[Start of Data supplied]
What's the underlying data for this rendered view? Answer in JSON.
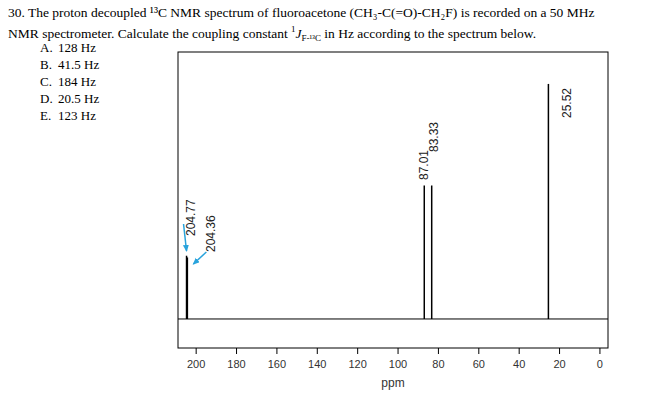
{
  "question": {
    "line1": "30. The proton decoupled ¹³C NMR spectrum of fluoroacetone (CH₃-C(=O)-CH₂F) is recorded on a 50 MHz",
    "line2_before": "NMR spectrometer. Calculate the coupling constant ",
    "coupling_symbol": {
      "sup": "1",
      "main": "J",
      "sub": "F-¹³C"
    },
    "line2_after": " in Hz according to the spectrum below.",
    "options": [
      {
        "letter": "A.",
        "text": "128 Hz"
      },
      {
        "letter": "B.",
        "text": "41.5 Hz"
      },
      {
        "letter": "C.",
        "text": "184 Hz"
      },
      {
        "letter": "D.",
        "text": "20.5 Hz"
      },
      {
        "letter": "E.",
        "text": "123 Hz"
      }
    ]
  },
  "chart_data": {
    "type": "stem",
    "x": [
      204.77,
      204.36,
      87.01,
      83.33,
      25.52
    ],
    "values": [
      21.8,
      21.2,
      46,
      46,
      81
    ],
    "color": "#000000",
    "xlim": [
      209,
      -4
    ],
    "xticks": [
      200,
      180,
      160,
      140,
      120,
      100,
      80,
      60,
      40,
      20,
      0
    ],
    "ylim": [
      -10,
      92
    ],
    "x_label": "ppm",
    "data_labels": true,
    "tick_labels": "x"
  }
}
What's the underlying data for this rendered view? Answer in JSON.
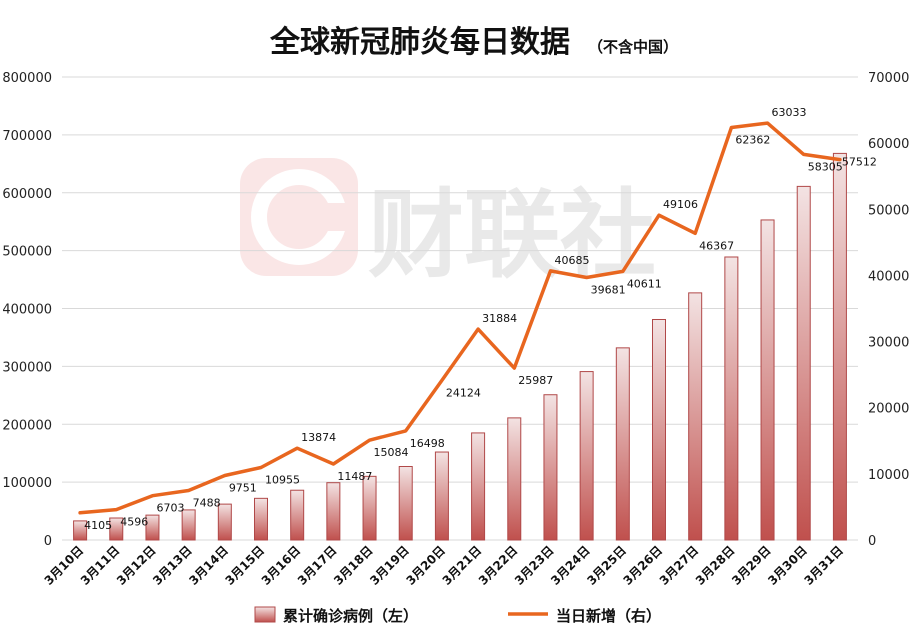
{
  "chart_data": {
    "type": "bar+line",
    "title": "全球新冠肺炎每日数据",
    "subtitle": "（不含中国）",
    "categories": [
      "3月10日",
      "3月11日",
      "3月12日",
      "3月13日",
      "3月14日",
      "3月15日",
      "3月16日",
      "3月17日",
      "3月18日",
      "3月19日",
      "3月20日",
      "3月21日",
      "3月22日",
      "3月23日",
      "3月24日",
      "3月25日",
      "3月26日",
      "3月27日",
      "3月28日",
      "3月29日",
      "3月30日",
      "3月31日"
    ],
    "series": [
      {
        "name": "累计确诊病例（左）",
        "type": "bar",
        "axis": "left",
        "values": [
          33000,
          38000,
          43000,
          52000,
          62000,
          72000,
          86000,
          99000,
          110000,
          127000,
          152000,
          185000,
          211000,
          251000,
          291000,
          332000,
          381000,
          427000,
          489000,
          553000,
          611000,
          668000
        ]
      },
      {
        "name": "当日新增（右）",
        "type": "line",
        "axis": "right",
        "values": [
          4105,
          4596,
          6703,
          7488,
          9751,
          10955,
          13874,
          11487,
          15084,
          16498,
          24124,
          31884,
          25987,
          40685,
          39681,
          40611,
          49106,
          46367,
          62362,
          63033,
          58305,
          57512
        ],
        "labels": [
          "4105",
          "4596",
          "6703",
          "7488",
          "9751",
          "10955",
          "13874",
          "11487",
          "15084",
          "16498",
          "24124",
          "31884",
          "25987",
          "40685",
          "39681",
          "40611",
          "49106",
          "46367",
          "62362",
          "63033",
          "58305",
          "57512"
        ]
      }
    ],
    "y_left": {
      "min": 0,
      "max": 800000,
      "ticks": [
        "0",
        "100000",
        "200000",
        "300000",
        "400000",
        "500000",
        "600000",
        "700000",
        "800000"
      ]
    },
    "y_right": {
      "min": 0,
      "max": 70000,
      "ticks": [
        "0",
        "10000",
        "20000",
        "30000",
        "40000",
        "50000",
        "60000",
        "70000"
      ]
    },
    "grid": true,
    "legend_position": "bottom",
    "watermark": "财联社",
    "colors": {
      "bar_top": "#f3e3e3",
      "bar_bottom": "#c0504d",
      "bar_edge": "#b04848",
      "line": "#e8661f",
      "grid": "#d9d9d9"
    }
  }
}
[End of Data supplied]
> [Aim] Each record should be quoted exactly, with the images omitted.

> [Result of this task]
What's the underlying data for this rendered view? Answer in JSON.
{
  "question": {
    "line1": "30. The proton decoupled ¹³C NMR spectrum of fluoroacetone (CH₃-C(=O)-CH₂F) is recorded on a 50 MHz",
    "line2_before": "NMR spectrometer. Calculate the coupling constant ",
    "coupling_symbol": {
      "sup": "1",
      "main": "J",
      "sub": "F-¹³C"
    },
    "line2_after": " in Hz according to the spectrum below.",
    "options": [
      {
        "letter": "A.",
        "text": "128 Hz"
      },
      {
        "letter": "B.",
        "text": "41.5 Hz"
      },
      {
        "letter": "C.",
        "text": "184 Hz"
      },
      {
        "letter": "D.",
        "text": "20.5 Hz"
      },
      {
        "letter": "E.",
        "text": "123 Hz"
      }
    ]
  },
  "chart_data": {
    "type": "stem",
    "x": [
      204.77,
      204.36,
      87.01,
      83.33,
      25.52
    ],
    "values": [
      21.8,
      21.2,
      46,
      46,
      81
    ],
    "color": "#000000",
    "xlim": [
      209,
      -4
    ],
    "xticks": [
      200,
      180,
      160,
      140,
      120,
      100,
      80,
      60,
      40,
      20,
      0
    ],
    "ylim": [
      -10,
      92
    ],
    "x_label": "ppm",
    "data_labels": true,
    "tick_labels": "x"
  }
}
What's the underlying data for this rendered view? Answer in JSON.
{
  "chart_data": {
    "type": "bar+line",
    "title": "全球新冠肺炎每日数据",
    "subtitle": "（不含中国）",
    "categories": [
      "3月10日",
      "3月11日",
      "3月12日",
      "3月13日",
      "3月14日",
      "3月15日",
      "3月16日",
      "3月17日",
      "3月18日",
      "3月19日",
      "3月20日",
      "3月21日",
      "3月22日",
      "3月23日",
      "3月24日",
      "3月25日",
      "3月26日",
      "3月27日",
      "3月28日",
      "3月29日",
      "3月30日",
      "3月31日"
    ],
    "series": [
      {
        "name": "累计确诊病例（左）",
        "type": "bar",
        "axis": "left",
        "values": [
          33000,
          38000,
          43000,
          52000,
          62000,
          72000,
          86000,
          99000,
          110000,
          127000,
          152000,
          185000,
          211000,
          251000,
          291000,
          332000,
          381000,
          427000,
          489000,
          553000,
          611000,
          668000
        ]
      },
      {
        "name": "当日新增（右）",
        "type": "line",
        "axis": "right",
        "values": [
          4105,
          4596,
          6703,
          7488,
          9751,
          10955,
          13874,
          11487,
          15084,
          16498,
          24124,
          31884,
          25987,
          40685,
          39681,
          40611,
          49106,
          46367,
          62362,
          63033,
          58305,
          57512
        ],
        "labels": [
          "4105",
          "4596",
          "6703",
          "7488",
          "9751",
          "10955",
          "13874",
          "11487",
          "15084",
          "16498",
          "24124",
          "31884",
          "25987",
          "40685",
          "39681",
          "40611",
          "49106",
          "46367",
          "62362",
          "63033",
          "58305",
          "57512"
        ]
      }
    ],
    "y_left": {
      "min": 0,
      "max": 800000,
      "ticks": [
        "0",
        "100000",
        "200000",
        "300000",
        "400000",
        "500000",
        "600000",
        "700000",
        "800000"
      ]
    },
    "y_right": {
      "min": 0,
      "max": 70000,
      "ticks": [
        "0",
        "10000",
        "20000",
        "30000",
        "40000",
        "50000",
        "60000",
        "70000"
      ]
    },
    "grid": true,
    "legend_position": "bottom",
    "watermark": "财联社",
    "colors": {
      "bar_top": "#f3e3e3",
      "bar_bottom": "#c0504d",
      "bar_edge": "#b04848",
      "line": "#e8661f",
      "grid": "#d9d9d9"
    }
  }
}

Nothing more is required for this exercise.